══ INPUT MATERIAL ══

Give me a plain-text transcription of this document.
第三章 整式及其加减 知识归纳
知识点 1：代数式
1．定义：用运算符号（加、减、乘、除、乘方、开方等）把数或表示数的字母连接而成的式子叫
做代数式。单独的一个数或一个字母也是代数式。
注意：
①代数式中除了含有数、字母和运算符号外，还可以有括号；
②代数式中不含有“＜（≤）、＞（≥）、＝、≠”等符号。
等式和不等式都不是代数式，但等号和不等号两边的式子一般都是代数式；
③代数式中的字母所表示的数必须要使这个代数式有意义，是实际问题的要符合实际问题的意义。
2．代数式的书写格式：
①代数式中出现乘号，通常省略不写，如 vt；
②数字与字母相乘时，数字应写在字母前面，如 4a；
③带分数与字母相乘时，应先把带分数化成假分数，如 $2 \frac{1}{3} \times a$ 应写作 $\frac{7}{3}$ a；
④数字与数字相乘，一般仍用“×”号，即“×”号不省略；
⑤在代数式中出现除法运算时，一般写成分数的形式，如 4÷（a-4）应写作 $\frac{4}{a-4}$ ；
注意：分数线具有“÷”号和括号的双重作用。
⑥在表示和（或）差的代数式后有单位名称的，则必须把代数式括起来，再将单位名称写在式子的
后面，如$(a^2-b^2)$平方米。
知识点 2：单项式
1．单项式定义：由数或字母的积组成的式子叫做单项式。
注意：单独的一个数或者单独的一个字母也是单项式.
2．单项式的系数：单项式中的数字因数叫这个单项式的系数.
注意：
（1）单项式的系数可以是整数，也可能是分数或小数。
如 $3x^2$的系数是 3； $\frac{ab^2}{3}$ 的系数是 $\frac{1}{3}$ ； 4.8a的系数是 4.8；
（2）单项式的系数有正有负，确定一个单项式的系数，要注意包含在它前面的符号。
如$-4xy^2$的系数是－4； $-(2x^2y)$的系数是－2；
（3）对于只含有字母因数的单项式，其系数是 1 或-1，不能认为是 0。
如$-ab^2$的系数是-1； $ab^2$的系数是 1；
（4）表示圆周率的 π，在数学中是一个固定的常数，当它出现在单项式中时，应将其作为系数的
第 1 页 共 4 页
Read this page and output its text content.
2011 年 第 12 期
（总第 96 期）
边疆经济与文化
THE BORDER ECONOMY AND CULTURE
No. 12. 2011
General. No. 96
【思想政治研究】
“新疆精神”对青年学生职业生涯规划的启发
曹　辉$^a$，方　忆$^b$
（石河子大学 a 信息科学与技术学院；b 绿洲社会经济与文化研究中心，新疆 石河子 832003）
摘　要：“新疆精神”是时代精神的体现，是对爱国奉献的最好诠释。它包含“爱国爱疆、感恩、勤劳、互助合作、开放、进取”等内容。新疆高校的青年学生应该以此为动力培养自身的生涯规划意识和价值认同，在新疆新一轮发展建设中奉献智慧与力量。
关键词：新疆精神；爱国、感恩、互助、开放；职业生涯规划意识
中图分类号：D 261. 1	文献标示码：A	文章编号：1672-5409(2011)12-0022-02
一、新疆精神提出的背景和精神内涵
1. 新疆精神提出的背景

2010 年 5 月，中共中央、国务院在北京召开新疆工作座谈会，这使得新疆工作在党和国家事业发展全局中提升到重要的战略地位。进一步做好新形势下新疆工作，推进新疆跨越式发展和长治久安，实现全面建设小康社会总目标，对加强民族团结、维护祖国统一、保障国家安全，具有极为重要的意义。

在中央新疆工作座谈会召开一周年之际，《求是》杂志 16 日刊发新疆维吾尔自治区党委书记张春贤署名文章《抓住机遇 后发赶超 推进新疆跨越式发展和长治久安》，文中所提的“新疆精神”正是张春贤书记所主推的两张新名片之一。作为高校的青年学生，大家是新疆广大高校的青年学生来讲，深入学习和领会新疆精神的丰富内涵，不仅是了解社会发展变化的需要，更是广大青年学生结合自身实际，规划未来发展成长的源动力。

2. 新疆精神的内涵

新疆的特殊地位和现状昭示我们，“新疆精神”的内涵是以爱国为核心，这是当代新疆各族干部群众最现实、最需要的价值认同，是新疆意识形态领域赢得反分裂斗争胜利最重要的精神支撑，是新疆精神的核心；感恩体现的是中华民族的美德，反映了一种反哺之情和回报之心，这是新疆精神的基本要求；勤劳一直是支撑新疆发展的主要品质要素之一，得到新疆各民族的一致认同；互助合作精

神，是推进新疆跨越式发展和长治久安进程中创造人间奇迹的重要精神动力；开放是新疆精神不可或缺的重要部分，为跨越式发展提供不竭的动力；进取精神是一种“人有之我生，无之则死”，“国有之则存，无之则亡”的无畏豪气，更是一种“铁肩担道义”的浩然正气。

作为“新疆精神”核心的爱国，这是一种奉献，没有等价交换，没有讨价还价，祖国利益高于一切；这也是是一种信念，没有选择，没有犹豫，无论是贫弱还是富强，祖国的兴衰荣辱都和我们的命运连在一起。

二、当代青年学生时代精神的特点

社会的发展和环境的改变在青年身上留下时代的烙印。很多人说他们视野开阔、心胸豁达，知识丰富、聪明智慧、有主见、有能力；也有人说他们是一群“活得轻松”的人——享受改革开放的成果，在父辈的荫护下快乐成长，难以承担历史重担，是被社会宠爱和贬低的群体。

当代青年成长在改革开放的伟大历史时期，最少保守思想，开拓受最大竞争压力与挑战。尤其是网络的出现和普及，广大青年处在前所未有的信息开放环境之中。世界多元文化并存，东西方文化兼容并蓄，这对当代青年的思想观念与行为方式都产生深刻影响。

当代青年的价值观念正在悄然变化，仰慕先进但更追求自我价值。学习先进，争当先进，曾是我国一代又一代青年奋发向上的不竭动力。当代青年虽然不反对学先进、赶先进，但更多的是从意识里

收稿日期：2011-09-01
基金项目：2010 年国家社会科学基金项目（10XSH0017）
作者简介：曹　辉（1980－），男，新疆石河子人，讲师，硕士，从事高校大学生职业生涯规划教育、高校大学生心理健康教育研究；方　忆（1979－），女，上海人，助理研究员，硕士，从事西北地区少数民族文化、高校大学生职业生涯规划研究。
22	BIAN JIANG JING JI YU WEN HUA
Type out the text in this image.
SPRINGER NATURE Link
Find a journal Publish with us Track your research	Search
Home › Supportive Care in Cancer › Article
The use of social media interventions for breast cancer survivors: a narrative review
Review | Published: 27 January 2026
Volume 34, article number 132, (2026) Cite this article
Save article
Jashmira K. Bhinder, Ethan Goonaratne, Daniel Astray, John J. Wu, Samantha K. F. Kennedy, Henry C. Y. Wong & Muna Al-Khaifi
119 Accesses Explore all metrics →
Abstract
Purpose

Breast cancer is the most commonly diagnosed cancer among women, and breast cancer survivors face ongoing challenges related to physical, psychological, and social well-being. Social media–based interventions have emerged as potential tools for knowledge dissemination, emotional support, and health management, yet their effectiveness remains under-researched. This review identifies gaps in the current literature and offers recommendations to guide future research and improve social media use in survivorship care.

═══

» INSTRUCTIONS TO FOLLOW
Reproduce every record, matching each line exactly.

» FINAL RESULT
Give me a plain-text transcription of this document.
第三章 整式及其加减 知识归纳
知识点 1：代数式
1．定义：用运算符号（加、减、乘、除、乘方、开方等）把数或表示数的字母连接而成的式子叫
做代数式。单独的一个数或一个字母也是代数式。
注意：
①代数式中除了含有数、字母和运算符号外，还可以有括号；
②代数式中不含有“＜（≤）、＞（≥）、＝、≠”等符号。
等式和不等式都不是代数式，但等号和不等号两边的式子一般都是代数式；
③代数式中的字母所表示的数必须要使这个代数式有意义，是实际问题的要符合实际问题的意义。
2．代数式的书写格式：
①代数式中出现乘号，通常省略不写，如 vt；
②数字与字母相乘时，数字应写在字母前面，如 4a；
③带分数与字母相乘时，应先把带分数化成假分数，如 $2 \frac{1}{3} \times a$ 应写作 $\frac{7}{3}$ a；
④数字与数字相乘，一般仍用“×”号，即“×”号不省略；
⑤在代数式中出现除法运算时，一般写成分数的形式，如 4÷（a-4）应写作 $\frac{4}{a-4}$ ；
注意：分数线具有“÷”号和括号的双重作用。
⑥在表示和（或）差的代数式后有单位名称的，则必须把代数式括起来，再将单位名称写在式子的
后面，如$(a^2-b^2)$平方米。
知识点 2：单项式
1．单项式定义：由数或字母的积组成的式子叫做单项式。
注意：单独的一个数或者单独的一个字母也是单项式.
2．单项式的系数：单项式中的数字因数叫这个单项式的系数.
注意：
（1）单项式的系数可以是整数，也可能是分数或小数。
如 $3x^2$的系数是 3； $\frac{ab^2}{3}$ 的系数是 $\frac{1}{3}$ ； 4.8a的系数是 4.8；
（2）单项式的系数有正有负，确定一个单项式的系数，要注意包含在它前面的符号。
如$-4xy^2$的系数是－4； $-(2x^2y)$的系数是－2；
（3）对于只含有字母因数的单项式，其系数是 1 或-1，不能认为是 0。
如$-ab^2$的系数是-1； $ab^2$的系数是 1；
（4）表示圆周率的 π，在数学中是一个固定的常数，当它出现在单项式中时，应将其作为系数的
第 1 页 共 4 页
Read this page and output its text content.
2011 年 第 12 期
（总第 96 期）
边疆经济与文化
THE BORDER ECONOMY AND CULTURE
No. 12. 2011
General. No. 96
【思想政治研究】
“新疆精神”对青年学生职业生涯规划的启发
曹　辉$^a$，方　忆$^b$
（石河子大学 a 信息科学与技术学院；b 绿洲社会经济与文化研究中心，新疆 石河子 832003）
摘　要：“新疆精神”是时代精神的体现，是对爱国奉献的最好诠释。它包含“爱国爱疆、感恩、勤劳、互助合作、开放、进取”等内容。新疆高校的青年学生应该以此为动力培养自身的生涯规划意识和价值认同，在新疆新一轮发展建设中奉献智慧与力量。
关键词：新疆精神；爱国、感恩、互助、开放；职业生涯规划意识
中图分类号：D 261. 1	文献标示码：A	文章编号：1672-5409(2011)12-0022-02
一、新疆精神提出的背景和精神内涵
1. 新疆精神提出的背景

2010 年 5 月，中共中央、国务院在北京召开新疆工作座谈会，这使得新疆工作在党和国家事业发展全局中提升到重要的战略地位。进一步做好新形势下新疆工作，推进新疆跨越式发展和长治久安，实现全面建设小康社会总目标，对加强民族团结、维护祖国统一、保障国家安全，具有极为重要的意义。

在中央新疆工作座谈会召开一周年之际，《求是》杂志 16 日刊发新疆维吾尔自治区党委书记张春贤署名文章《抓住机遇 后发赶超 推进新疆跨越式发展和长治久安》，文中所提的“新疆精神”正是张春贤书记所主推的两张新名片之一。作为高校的青年学生，大家是新疆广大高校的青年学生来讲，深入学习和领会新疆精神的丰富内涵，不仅是了解社会发展变化的需要，更是广大青年学生结合自身实际，规划未来发展成长的源动力。

2. 新疆精神的内涵

新疆的特殊地位和现状昭示我们，“新疆精神”的内涵是以爱国为核心，这是当代新疆各族干部群众最现实、最需要的价值认同，是新疆意识形态领域赢得反分裂斗争胜利最重要的精神支撑，是新疆精神的核心；感恩体现的是中华民族的美德，反映了一种反哺之情和回报之心，这是新疆精神的基本要求；勤劳一直是支撑新疆发展的主要品质要素之一，得到新疆各民族的一致认同；互助合作精

神，是推进新疆跨越式发展和长治久安进程中创造人间奇迹的重要精神动力；开放是新疆精神不可或缺的重要部分，为跨越式发展提供不竭的动力；进取精神是一种“人有之我生，无之则死”，“国有之则存，无之则亡”的无畏豪气，更是一种“铁肩担道义”的浩然正气。

作为“新疆精神”核心的爱国，这是一种奉献，没有等价交换，没有讨价还价，祖国利益高于一切；这也是是一种信念，没有选择，没有犹豫，无论是贫弱还是富强，祖国的兴衰荣辱都和我们的命运连在一起。

二、当代青年学生时代精神的特点

社会的发展和环境的改变在青年身上留下时代的烙印。很多人说他们视野开阔、心胸豁达，知识丰富、聪明智慧、有主见、有能力；也有人说他们是一群“活得轻松”的人——享受改革开放的成果，在父辈的荫护下快乐成长，难以承担历史重担，是被社会宠爱和贬低的群体。

当代青年成长在改革开放的伟大历史时期，最少保守思想，开拓受最大竞争压力与挑战。尤其是网络的出现和普及，广大青年处在前所未有的信息开放环境之中。世界多元文化并存，东西方文化兼容并蓄，这对当代青年的思想观念与行为方式都产生深刻影响。

当代青年的价值观念正在悄然变化，仰慕先进但更追求自我价值。学习先进，争当先进，曾是我国一代又一代青年奋发向上的不竭动力。当代青年虽然不反对学先进、赶先进，但更多的是从意识里

收稿日期：2011-09-01
基金项目：2010 年国家社会科学基金项目（10XSH0017）
作者简介：曹　辉（1980－），男，新疆石河子人，讲师，硕士，从事高校大学生职业生涯规划教育、高校大学生心理健康教育研究；方　忆（1979－），女，上海人，助理研究员，硕士，从事西北地区少数民族文化、高校大学生职业生涯规划研究。
22	BIAN JIANG JING JI YU WEN HUA
Type out the text in this image.
SPRINGER NATURE Link
Find a journal Publish with us Track your research	Search
Home › Supportive Care in Cancer › Article
The use of social media interventions for breast cancer survivors: a narrative review
Review | Published: 27 January 2026
Volume 34, article number 132, (2026) Cite this article
Save article
Jashmira K. Bhinder, Ethan Goonaratne, Daniel Astray, John J. Wu, Samantha K. F. Kennedy, Henry C. Y. Wong & Muna Al-Khaifi
119 Accesses Explore all metrics →
Abstract
Purpose

Breast cancer is the most commonly diagnosed cancer among women, and breast cancer survivors face ongoing challenges related to physical, psychological, and social well-being. Social media–based interventions have emerged as potential tools for knowledge dissemination, emotional support, and health management, yet their effectiveness remains under-researched. This review identifies gaps in the current literature and offers recommendations to guide future research and improve social media use in survivorship care.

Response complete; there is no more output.